__Task goal__. Please copy the entries below word for word, leaving out the pictures.

__Supplied information__.

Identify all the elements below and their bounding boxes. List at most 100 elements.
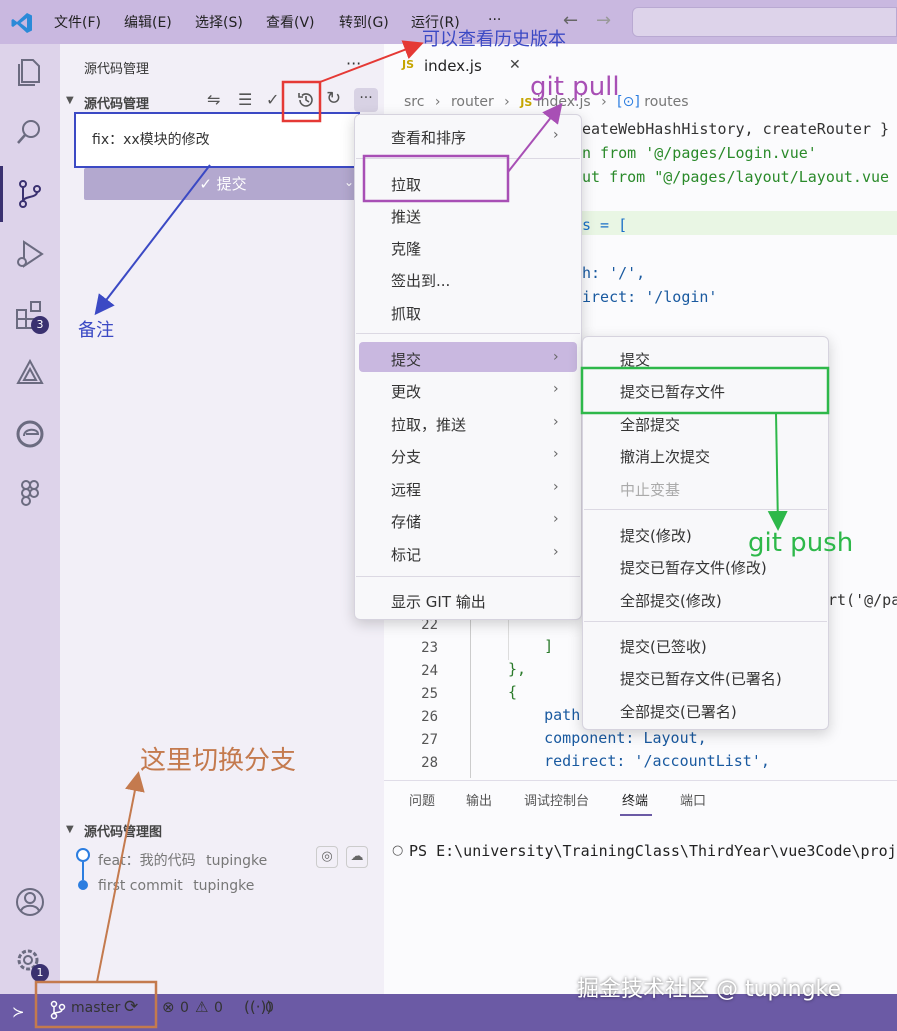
editor-tab[interactable]: JS index.js ✕ — [384, 48, 534, 84]
graph-row[interactable]: feat：我的代码 tupingke — [98, 850, 267, 870]
panel-tab-ports[interactable]: 端口 — [680, 790, 706, 809]
command-center-search[interactable] — [632, 7, 897, 37]
code-line: redirect: '/accountList', — [508, 752, 770, 770]
line-number-gutter: 22 23 24 25 26 27 28 — [398, 614, 438, 775]
panel-tab-debug-console[interactable]: 调试控制台 — [524, 790, 589, 809]
commit-message: feat：我的代码 — [98, 853, 196, 869]
code-fragment: rt('@/pa — [828, 591, 897, 609]
remote-explorer-icon[interactable] — [12, 356, 48, 392]
edge-browser-icon[interactable] — [12, 416, 48, 452]
chevron-down-icon[interactable]: ▼ — [66, 95, 74, 106]
active-indicator — [0, 166, 3, 222]
breadcrumb-item[interactable]: src — [404, 94, 424, 110]
branch-icon — [50, 1000, 66, 1020]
breadcrumb-item[interactable]: router — [451, 94, 494, 110]
cloud-icon[interactable]: ☁ — [346, 846, 368, 868]
code-line: { — [508, 683, 518, 701]
tab-close-icon[interactable]: ✕ — [509, 57, 521, 73]
commit-button[interactable]: ✓ 提交 — [84, 168, 362, 200]
terminal-output[interactable]: PS E:\university\TrainingClass\ThirdYear… — [409, 842, 897, 860]
line-number: 24 — [421, 663, 438, 679]
forward-arrow-icon[interactable]: → — [596, 10, 611, 31]
history-icon[interactable] — [296, 90, 316, 110]
ports-count[interactable]: 0 — [265, 1000, 274, 1016]
explorer-files-icon[interactable] — [12, 54, 48, 90]
code-line: n from '@/pages/Login.vue' — [582, 144, 817, 162]
remote-indicator-icon[interactable]: ≻ — [12, 1003, 25, 1021]
menu-selection[interactable]: 选择(S) — [195, 12, 243, 32]
submenu-chevron-icon: › — [553, 511, 559, 527]
source-control-icon[interactable] — [12, 176, 48, 212]
commit-dropdown-icon[interactable]: ⌄ — [344, 175, 354, 189]
error-count[interactable]: 0 — [180, 1000, 189, 1016]
section-title[interactable]: 源代码管理 — [84, 93, 149, 112]
menu-item-pull-push[interactable]: 拉取，推送 — [391, 414, 466, 435]
submenu-item-commit-all-signed-off[interactable]: 全部提交(已署名) — [620, 701, 737, 722]
code-top[interactable]: eateWebHashHistory, createRouter } n fro… — [582, 117, 889, 309]
menu-item-tags[interactable]: 标记 — [391, 544, 421, 565]
submenu-item-commit-staged-signed-off[interactable]: 提交已暂存文件(已署名) — [620, 668, 782, 689]
graph-chevron-icon[interactable]: ▼ — [66, 824, 74, 835]
submenu-item-commit-all[interactable]: 全部提交 — [620, 414, 680, 435]
panel-tab-terminal[interactable]: 终端 — [622, 790, 648, 809]
sidebar-more-button[interactable]: ··· — [346, 54, 361, 73]
breadcrumb-item[interactable]: routes — [644, 94, 688, 110]
submenu-chevron-icon: › — [553, 414, 559, 430]
active-tab-underline — [620, 814, 652, 816]
figma-icon[interactable] — [12, 476, 48, 512]
target-icon[interactable]: ◎ — [316, 846, 338, 868]
menu-separator — [584, 621, 827, 622]
menu-item-stash[interactable]: 存储 — [391, 511, 421, 532]
vscode-logo-icon — [11, 13, 32, 33]
menu-item-fetch[interactable]: 抓取 — [391, 303, 421, 324]
more-actions-button[interactable]: ··· — [354, 88, 378, 112]
sync-icon[interactable]: ⟳ — [124, 997, 138, 1017]
menu-item-changes[interactable]: 更改 — [391, 381, 421, 402]
panel-tab-problems[interactable]: 问题 — [409, 790, 435, 809]
view-as-list-icon[interactable]: ☰ — [238, 90, 252, 109]
menu-separator — [584, 509, 827, 510]
menu-view[interactable]: 查看(V) — [266, 12, 315, 32]
menu-file[interactable]: 文件(F) — [54, 12, 101, 32]
submenu-item-commit-amend[interactable]: 提交(修改) — [620, 525, 692, 546]
menu-item-branch[interactable]: 分支 — [391, 446, 421, 467]
menu-item-remote[interactable]: 远程 — [391, 479, 421, 500]
menu-item-checkout[interactable]: 签出到... — [391, 270, 450, 291]
annotation-git-push: git push — [748, 528, 854, 558]
account-icon[interactable] — [12, 884, 48, 920]
commit-check-icon[interactable]: ✓ — [266, 90, 279, 109]
submenu-chevron-icon: › — [553, 127, 559, 143]
menu-item-commit[interactable]: 提交 — [391, 349, 421, 370]
menu-edit[interactable]: 编辑(E) — [124, 12, 172, 32]
bottom-panel — [384, 780, 897, 994]
panel-tab-output[interactable]: 输出 — [466, 790, 492, 809]
submenu-item-abort-rebase: 中止变基 — [620, 481, 681, 499]
menu-go[interactable]: 转到(G) — [339, 12, 389, 32]
menu-item-view-sort[interactable]: 查看和排序 — [391, 127, 466, 148]
submenu-chevron-icon: › — [553, 446, 559, 462]
submenu-item-commit-signed-off[interactable]: 提交(已签收) — [620, 636, 707, 657]
search-icon[interactable] — [12, 114, 48, 150]
submenu-item-commit-all-amend[interactable]: 全部提交(修改) — [620, 590, 722, 611]
graph-section-title[interactable]: 源代码管理图 — [84, 821, 162, 840]
cloud-sync-icon[interactable]: ⇋ — [207, 90, 220, 109]
submenu-item-commit-staged-amend[interactable]: 提交已暂存文件(修改) — [620, 557, 767, 578]
warning-count[interactable]: 0 — [214, 1000, 223, 1016]
branch-name[interactable]: master — [71, 1000, 120, 1016]
submenu-item-undo-last-commit[interactable]: 撤消上次提交 — [620, 446, 710, 467]
refresh-icon[interactable]: ↻ — [326, 88, 341, 109]
menu-item-pull[interactable]: 拉取 — [391, 174, 421, 195]
code-line: path — [508, 706, 581, 724]
commit-message-input[interactable]: fix：xx模块的修改 — [74, 112, 360, 168]
annotation-history: 可以查看历史版本 — [422, 29, 566, 50]
submenu-item-commit-staged[interactable]: 提交已暂存文件 — [620, 381, 725, 402]
graph-row[interactable]: first commit tupingke — [98, 878, 254, 894]
menu-item-show-git-output[interactable]: 显示 GIT 输出 — [391, 591, 486, 612]
submenu-chevron-icon: › — [553, 479, 559, 495]
run-debug-icon[interactable] — [12, 236, 48, 272]
code-line: irect: '/login' — [582, 288, 718, 306]
submenu-item-commit[interactable]: 提交 — [620, 349, 650, 370]
menu-item-push[interactable]: 推送 — [391, 206, 421, 227]
commit-author: tupingke — [193, 878, 255, 894]
menu-item-clone[interactable]: 克隆 — [391, 238, 421, 259]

__Answer to the task__.
Identify all the elements below and their bounding boxes. List at most 100 elements.
editor-tab[interactable]: JS index.js ✕ — [384, 48, 534, 84]
graph-row[interactable]: feat：我的代码 tupingke — [98, 850, 267, 870]
panel-tab-ports[interactable]: 端口 — [680, 790, 706, 809]
command-center-search[interactable] — [632, 7, 897, 37]
code-line: redirect: '/accountList', — [508, 752, 770, 770]
line-number-gutter: 22 23 24 25 26 27 28 — [398, 614, 438, 775]
panel-tab-debug-console[interactable]: 调试控制台 — [524, 790, 589, 809]
commit-message: feat：我的代码 — [98, 853, 196, 869]
code-fragment: rt('@/pa — [828, 591, 897, 609]
remote-explorer-icon[interactable] — [12, 356, 48, 392]
edge-browser-icon[interactable] — [12, 416, 48, 452]
chevron-down-icon[interactable]: ▼ — [66, 95, 74, 106]
active-indicator — [0, 166, 3, 222]
breadcrumb-item[interactable]: src — [404, 94, 424, 110]
branch-icon — [50, 1000, 66, 1020]
breadcrumb-item[interactable]: router — [451, 94, 494, 110]
cloud-icon[interactable]: ☁ — [346, 846, 368, 868]
code-line: { — [508, 683, 518, 701]
tab-close-icon[interactable]: ✕ — [509, 57, 521, 73]
commit-button[interactable]: ✓ 提交 — [84, 168, 362, 200]
terminal-output[interactable]: PS E:\university\TrainingClass\ThirdYear… — [409, 842, 897, 860]
line-number: 24 — [421, 663, 438, 679]
forward-arrow-icon[interactable]: → — [596, 10, 611, 31]
history-icon[interactable] — [296, 90, 316, 110]
ports-count[interactable]: 0 — [265, 1000, 274, 1016]
explorer-files-icon[interactable] — [12, 54, 48, 90]
code-line: n from '@/pages/Login.vue' — [582, 144, 817, 162]
remote-indicator-icon[interactable]: ≻ — [12, 1003, 25, 1021]
menu-selection[interactable]: 选择(S) — [195, 12, 243, 32]
submenu-chevron-icon: › — [553, 511, 559, 527]
source-control-icon[interactable] — [12, 176, 48, 212]
commit-dropdown-icon[interactable]: ⌄ — [344, 175, 354, 189]
error-count[interactable]: 0 — [180, 1000, 189, 1016]
section-title[interactable]: 源代码管理 — [84, 93, 149, 112]
menu-item-pull-push[interactable]: 拉取，推送 — [391, 414, 466, 435]
submenu-item-commit-all-signed-off[interactable]: 全部提交(已署名) — [620, 701, 737, 722]
code-top[interactable]: eateWebHashHistory, createRouter } n fro… — [582, 117, 889, 309]
menu-item-tags[interactable]: 标记 — [391, 544, 421, 565]
submenu-item-commit-staged-signed-off[interactable]: 提交已暂存文件(已署名) — [620, 668, 782, 689]
graph-chevron-icon[interactable]: ▼ — [66, 824, 74, 835]
submenu-item-commit-all[interactable]: 全部提交 — [620, 414, 680, 435]
panel-tab-terminal[interactable]: 终端 — [622, 790, 648, 809]
sidebar-more-button[interactable]: ··· — [346, 54, 361, 73]
breadcrumb-item[interactable]: routes — [644, 94, 688, 110]
submenu-chevron-icon: › — [553, 414, 559, 430]
active-tab-underline — [620, 814, 652, 816]
figma-icon[interactable] — [12, 476, 48, 512]
target-icon[interactable]: ◎ — [316, 846, 338, 868]
menu-separator — [584, 621, 827, 622]
menu-item-stash[interactable]: 存储 — [391, 511, 421, 532]
vscode-logo-icon — [11, 13, 32, 33]
menu-item-fetch[interactable]: 抓取 — [391, 303, 421, 324]
more-actions-button[interactable]: ··· — [354, 88, 378, 112]
sync-icon[interactable]: ⟳ — [124, 997, 138, 1017]
menu-item-changes[interactable]: 更改 — [391, 381, 421, 402]
panel-tab-problems[interactable]: 问题 — [409, 790, 435, 809]
view-as-list-icon[interactable]: ☰ — [238, 90, 252, 109]
menu-separator — [584, 509, 827, 510]
menu-view[interactable]: 查看(V) — [266, 12, 315, 32]
menu-file[interactable]: 文件(F) — [54, 12, 101, 32]
submenu-item-commit-amend[interactable]: 提交(修改) — [620, 525, 692, 546]
menu-item-branch[interactable]: 分支 — [391, 446, 421, 467]
menu-item-remote[interactable]: 远程 — [391, 479, 421, 500]
menu-item-checkout[interactable]: 签出到... — [391, 270, 450, 291]
annotation-git-push: git push — [748, 528, 854, 558]
account-icon[interactable] — [12, 884, 48, 920]
commit-check-icon[interactable]: ✓ — [266, 90, 279, 109]
submenu-chevron-icon: › — [553, 127, 559, 143]
menu-item-commit[interactable]: 提交 — [391, 349, 421, 370]
menu-edit[interactable]: 编辑(E) — [124, 12, 172, 32]
bottom-panel — [384, 780, 897, 994]
panel-tab-output[interactable]: 输出 — [466, 790, 492, 809]
submenu-item-abort-rebase: 中止变基 — [620, 481, 681, 499]
menu-go[interactable]: 转到(G) — [339, 12, 389, 32]
menu-item-view-sort[interactable]: 查看和排序 — [391, 127, 466, 148]
submenu-chevron-icon: › — [553, 446, 559, 462]
submenu-item-commit-signed-off[interactable]: 提交(已签收) — [620, 636, 707, 657]
search-icon[interactable] — [12, 114, 48, 150]
submenu-item-commit-all-amend[interactable]: 全部提交(修改) — [620, 590, 722, 611]
graph-section-title[interactable]: 源代码管理图 — [84, 821, 162, 840]
cloud-sync-icon[interactable]: ⇋ — [207, 90, 220, 109]
submenu-item-commit-staged-amend[interactable]: 提交已暂存文件(修改) — [620, 557, 767, 578]
warning-count[interactable]: 0 — [214, 1000, 223, 1016]
branch-name[interactable]: master — [71, 1000, 120, 1016]
submenu-item-undo-last-commit[interactable]: 撤消上次提交 — [620, 446, 710, 467]
refresh-icon[interactable]: ↻ — [326, 88, 341, 109]
menu-item-pull[interactable]: 拉取 — [391, 174, 421, 195]
code-line: path — [508, 706, 581, 724]
commit-message-input[interactable]: fix：xx模块的修改 — [74, 112, 360, 168]
annotation-history: 可以查看历史版本 — [422, 29, 566, 50]
submenu-item-commit-staged[interactable]: 提交已暂存文件 — [620, 381, 725, 402]
graph-row[interactable]: first commit tupingke — [98, 878, 254, 894]
menu-item-show-git-output[interactable]: 显示 GIT 输出 — [391, 591, 486, 612]
submenu-chevron-icon: › — [553, 479, 559, 495]
run-debug-icon[interactable] — [12, 236, 48, 272]
code-line: irect: '/login' — [582, 288, 718, 306]
submenu-item-commit[interactable]: 提交 — [620, 349, 650, 370]
menu-item-push[interactable]: 推送 — [391, 206, 421, 227]
commit-author: tupingke — [193, 878, 255, 894]
menu-item-clone[interactable]: 克隆 — [391, 238, 421, 259]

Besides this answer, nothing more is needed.